**Exercise directions:**
Select every line containing the word "结算参数文件" from the material, and copy those lines.

**Records provided:**
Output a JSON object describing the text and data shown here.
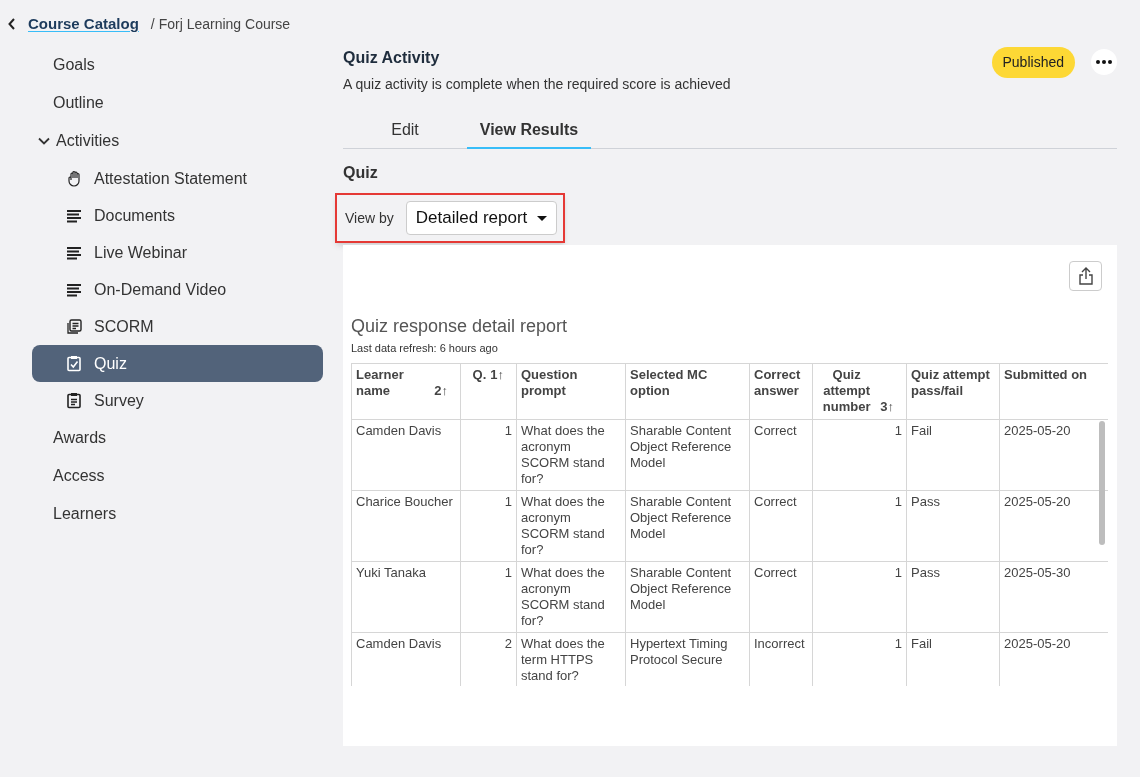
{
  "breadcrumb": {
    "back": "Course Catalog",
    "current": "/ Forj Learning Course"
  },
  "sidebar": {
    "items": [
      {
        "kind": "link",
        "label": "Goals",
        "selected": false
      },
      {
        "kind": "link",
        "label": "Outline",
        "selected": false
      },
      {
        "kind": "group",
        "label": "Activities",
        "expanded": true,
        "selected": false,
        "children": [
          {
            "kind": "attestation",
            "label": "Attestation Statement",
            "selected": false
          },
          {
            "kind": "content",
            "label": "Documents",
            "selected": false
          },
          {
            "kind": "content",
            "label": "Live Webinar",
            "selected": false
          },
          {
            "kind": "content",
            "label": "On-Demand Video",
            "selected": false
          },
          {
            "kind": "scorm",
            "label": "SCORM",
            "selected": false
          },
          {
            "kind": "quiz",
            "label": "Quiz",
            "selected": true
          },
          {
            "kind": "survey",
            "label": "Survey",
            "selected": false
          }
        ]
      },
      {
        "kind": "link",
        "label": "Awards",
        "selected": false
      },
      {
        "kind": "link",
        "label": "Access",
        "selected": false
      },
      {
        "kind": "link",
        "label": "Learners",
        "selected": false
      }
    ]
  },
  "header": {
    "title": "Quiz Activity",
    "description": "A quiz activity is complete when the required score is achieved",
    "status": "Published"
  },
  "tabs": [
    {
      "label": "Edit",
      "selected": false
    },
    {
      "label": "View Results",
      "selected": true
    }
  ],
  "section_title": "Quiz",
  "view_by": {
    "label": "View by",
    "value": "Detailed report",
    "highlighted": true
  },
  "report": {
    "title": "Quiz response detail report",
    "refresh": "Last data refresh: 6 hours ago",
    "columns": [
      {
        "label": "Learner name",
        "sort": "2↑",
        "kind": "text"
      },
      {
        "label": "Q.",
        "sort": "1↑",
        "kind": "number"
      },
      {
        "label": "Question prompt",
        "kind": "text"
      },
      {
        "label": "Selected MC option",
        "kind": "text"
      },
      {
        "label": "Correct answer",
        "kind": "text"
      },
      {
        "label": "Quiz attempt number",
        "sort": "3↑",
        "kind": "number"
      },
      {
        "label": "Quiz attempt pass/fail",
        "kind": "text"
      },
      {
        "label": "Submitted on",
        "kind": "text"
      }
    ],
    "rows": [
      [
        "Camden Davis",
        "1",
        "What does the acronym SCORM stand for?",
        "Sharable Content Object Reference Model",
        "Correct",
        "1",
        "Fail",
        "2025-05-20"
      ],
      [
        "Charice Boucher",
        "1",
        "What does the acronym SCORM stand for?",
        "Sharable Content Object Reference Model",
        "Correct",
        "1",
        "Pass",
        "2025-05-20"
      ],
      [
        "Yuki Tanaka",
        "1",
        "What does the acronym SCORM stand for?",
        "Sharable Content Object Reference Model",
        "Correct",
        "1",
        "Pass",
        "2025-05-30"
      ],
      [
        "Camden Davis",
        "2",
        "What does the term HTTPS stand for?",
        "Hypertext Timing Protocol Secure",
        "Incorrect",
        "1",
        "Fail",
        "2025-05-20"
      ]
    ]
  }
}
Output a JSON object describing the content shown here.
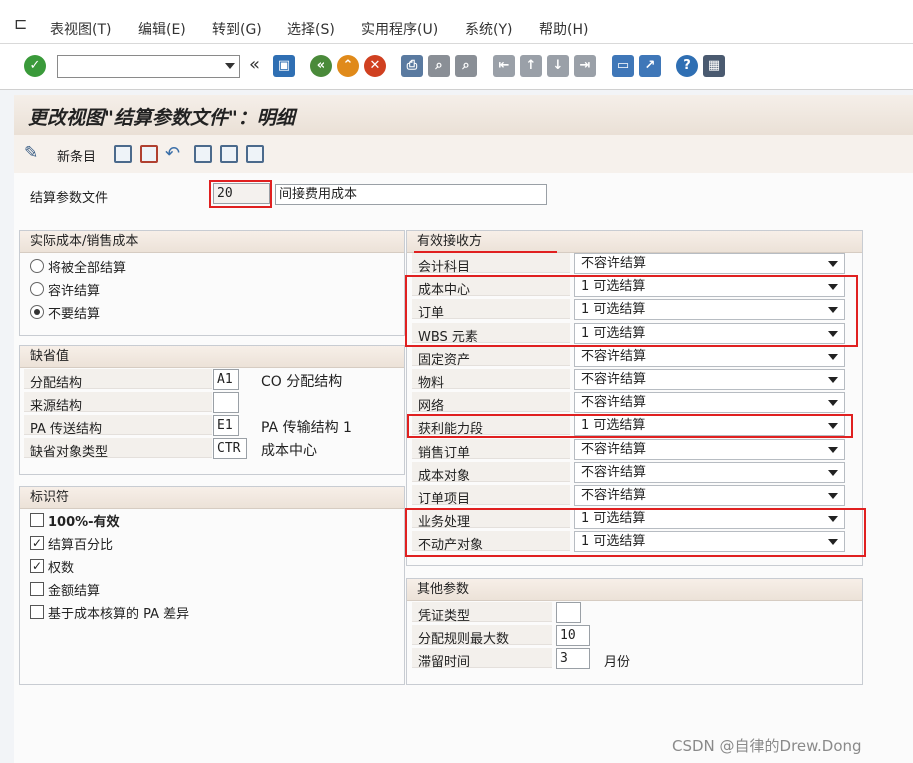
{
  "menubar": {
    "items": [
      "表视图(T)",
      "编辑(E)",
      "转到(G)",
      "选择(S)",
      "实用程序(U)",
      "系统(Y)",
      "帮助(H)"
    ]
  },
  "toolbar": {
    "command_value": "",
    "icons": [
      "enter-icon",
      "back-icon",
      "save-icon",
      "nav-back-icon",
      "exit-icon",
      "cancel-icon",
      "print-icon",
      "find-icon",
      "find-next-icon",
      "first-page-icon",
      "prev-page-icon",
      "next-page-icon",
      "last-page-icon",
      "new-session-icon",
      "shortcut-icon",
      "help-icon",
      "customize-icon"
    ]
  },
  "title": "更改视图\"结算参数文件\"：明细",
  "appbar": {
    "new_entries_label": "新条目"
  },
  "header": {
    "profile_label": "结算参数文件",
    "profile_value": "20",
    "profile_text": "间接费用成本"
  },
  "actual_costs": {
    "title": "实际成本/销售成本",
    "options": [
      "将被全部结算",
      "容许结算",
      "不要结算"
    ],
    "selected_index": 2
  },
  "defaults": {
    "title": "缺省值",
    "rows": [
      {
        "label": "分配结构",
        "value": "A1",
        "text": "CO 分配结构"
      },
      {
        "label": "来源结构",
        "value": "",
        "text": ""
      },
      {
        "label": "PA 传送结构",
        "value": "E1",
        "text": "PA 传输结构 1"
      },
      {
        "label": "缺省对象类型",
        "value": "CTR",
        "text": "成本中心"
      }
    ]
  },
  "indicators": {
    "title": "标识符",
    "items": [
      {
        "label": "100%-有效",
        "checked": false
      },
      {
        "label": "结算百分比",
        "checked": true
      },
      {
        "label": "权数",
        "checked": true
      },
      {
        "label": "金额结算",
        "checked": false
      },
      {
        "label": "基于成本核算的 PA 差异",
        "checked": false
      }
    ]
  },
  "receivers": {
    "title": "有效接收方",
    "rows": [
      {
        "label": "会计科目",
        "value": "不容许结算"
      },
      {
        "label": "成本中心",
        "value": "1 可选结算"
      },
      {
        "label": "订单",
        "value": "1 可选结算"
      },
      {
        "label": "WBS 元素",
        "value": "1 可选结算"
      },
      {
        "label": "固定资产",
        "value": "不容许结算"
      },
      {
        "label": "物料",
        "value": "不容许结算"
      },
      {
        "label": "网络",
        "value": "不容许结算"
      },
      {
        "label": "获利能力段",
        "value": "1 可选结算"
      },
      {
        "label": "销售订单",
        "value": "不容许结算"
      },
      {
        "label": "成本对象",
        "value": "不容许结算"
      },
      {
        "label": "订单项目",
        "value": "不容许结算"
      },
      {
        "label": "业务处理",
        "value": "1 可选结算"
      },
      {
        "label": "不动产对象",
        "value": "1 可选结算"
      }
    ]
  },
  "other_params": {
    "title": "其他参数",
    "rows": [
      {
        "label": "凭证类型",
        "value": "",
        "unit": ""
      },
      {
        "label": "分配规则最大数",
        "value": "10",
        "unit": ""
      },
      {
        "label": "滞留时间",
        "value": "3",
        "unit": "月份"
      }
    ]
  },
  "watermark": "CSDN @自律的Drew.Dong",
  "colors": {
    "highlight": "#e02020",
    "title_bg": "#eae0d6",
    "group_header": "#ece2d8"
  }
}
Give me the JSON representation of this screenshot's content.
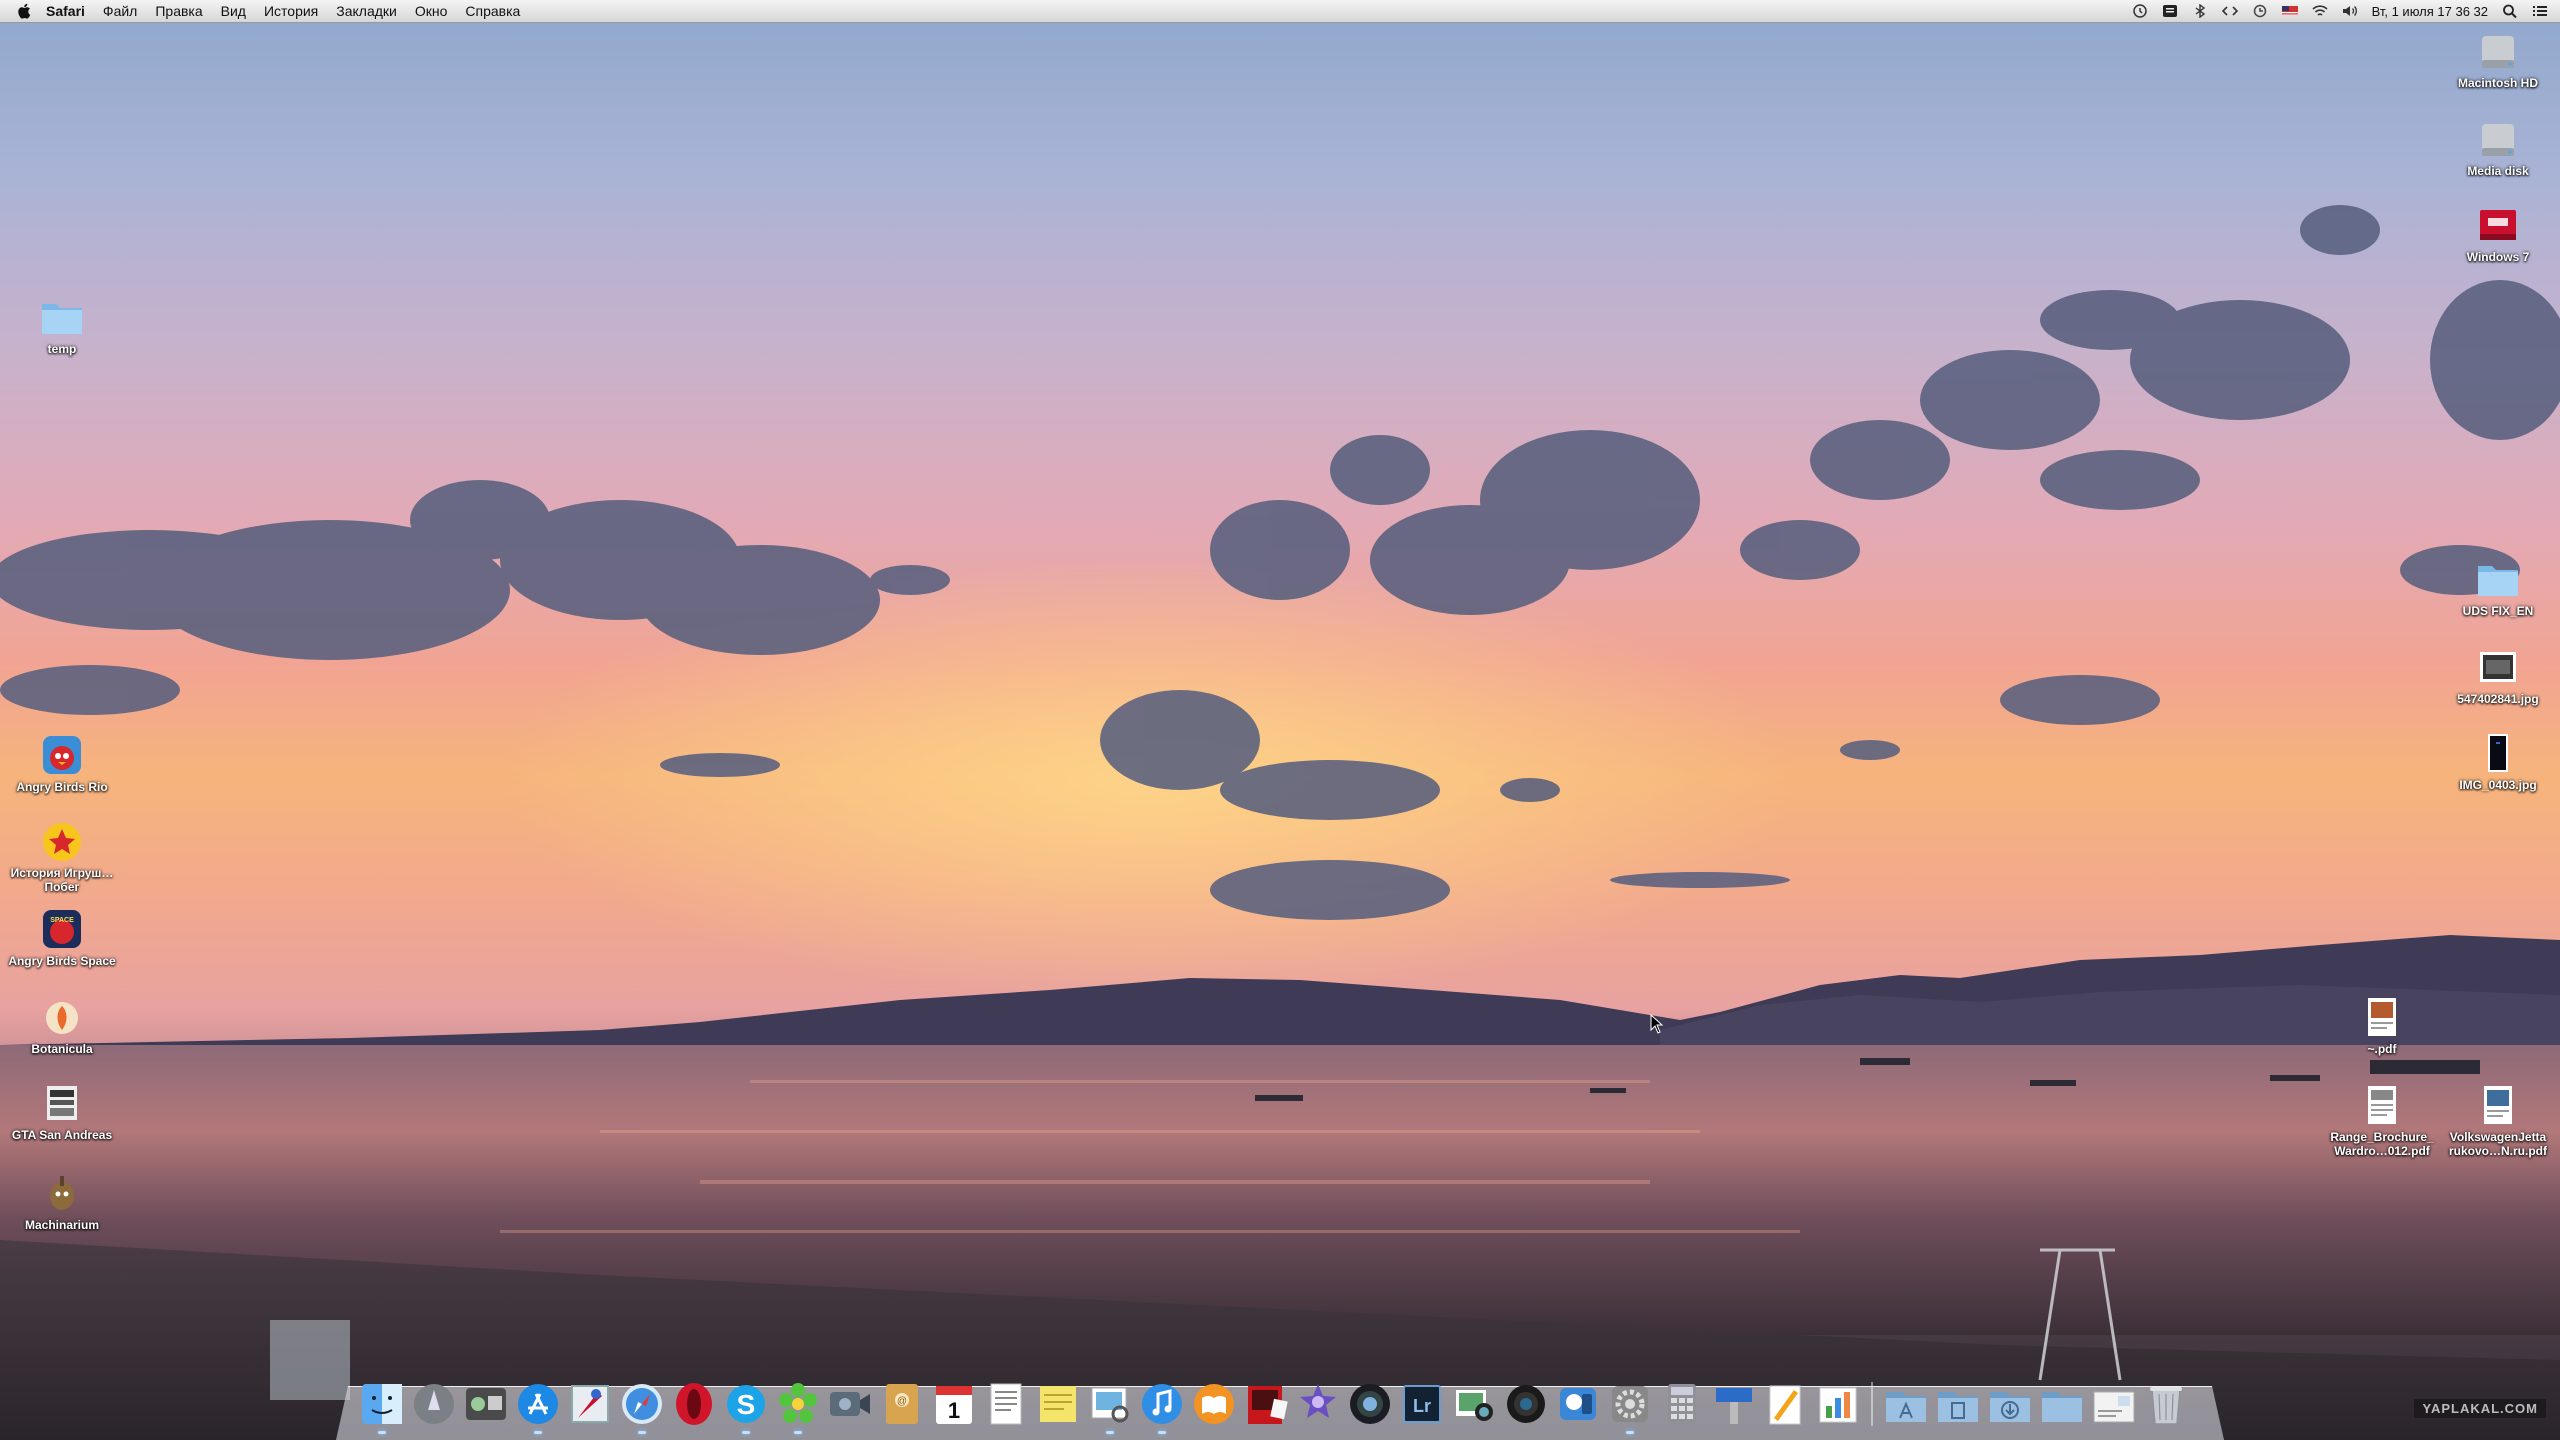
{
  "menubar": {
    "app_name": "Safari",
    "menus": [
      "Файл",
      "Правка",
      "Вид",
      "История",
      "Закладки",
      "Окно",
      "Справка"
    ],
    "clock": "Вт, 1 июля  17 36 32",
    "status_icons": [
      "time-machine-icon",
      "notes-icon",
      "bluetooth-icon",
      "code-icon",
      "history-icon",
      "flag-icon",
      "wifi-icon",
      "volume-icon"
    ]
  },
  "desktop_right": [
    {
      "label": "Macintosh HD",
      "icon": "hard-drive-icon"
    },
    {
      "label": "Media disk",
      "icon": "hard-drive-icon"
    },
    {
      "label": "Windows 7",
      "icon": "parallels-vm-icon"
    },
    {
      "label": "UDS FIX_EN",
      "icon": "folder-icon"
    },
    {
      "label": "547402841.jpg",
      "icon": "image-file-icon"
    },
    {
      "label": "IMG_0403.jpg",
      "icon": "image-file-icon"
    },
    {
      "label": "~.pdf",
      "icon": "pdf-file-icon"
    },
    {
      "label": "Range_Brochure_ Wardro…012.pdf",
      "icon": "pdf-file-icon"
    },
    {
      "label": "VolkswagenJetta rukovo…N.ru.pdf",
      "icon": "pdf-file-icon"
    }
  ],
  "desktop_left": [
    {
      "label": "temp",
      "icon": "folder-icon"
    },
    {
      "label": "Angry Birds Rio",
      "icon": "angry-birds-rio-icon"
    },
    {
      "label": "История Игруш…Побег",
      "icon": "toy-story-icon"
    },
    {
      "label": "Angry Birds Space",
      "icon": "angry-birds-space-icon"
    },
    {
      "label": "Botanicula",
      "icon": "botanicula-icon"
    },
    {
      "label": "GTA San Andreas",
      "icon": "gta-icon"
    },
    {
      "label": "Machinarium",
      "icon": "machinarium-icon"
    }
  ],
  "dock": {
    "apps": [
      "finder-icon",
      "launchpad-icon",
      "dashboard-icon",
      "app-store-icon",
      "mail-stamp-icon",
      "safari-icon",
      "opera-icon",
      "skype-icon",
      "icq-icon",
      "facetime-icon",
      "address-book-icon",
      "calendar-icon",
      "textedit-icon",
      "stickies-icon",
      "preview-icon",
      "itunes-icon",
      "ibooks-icon",
      "photo-booth-icon",
      "imovie-icon",
      "aperture-icon",
      "lightroom-icon",
      "iphoto-icon",
      "camera-icon",
      "vlc-icon",
      "system-preferences-icon",
      "calculator-icon",
      "keynote-icon",
      "pages-icon",
      "numbers-icon"
    ],
    "stacks": [
      "applications-stack-icon",
      "documents-stack-icon",
      "downloads-stack-icon",
      "folder-stack-icon",
      "mail-stack-icon",
      "trash-icon"
    ],
    "calendar_day": "1",
    "lightroom_text": "Lr",
    "skype_text": "S"
  },
  "watermark": "YAPLAKAL.COM"
}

**The output:**
  "title": "更改视图\"结算参数文件\"：明细",
    "profile_label": "结算参数文件",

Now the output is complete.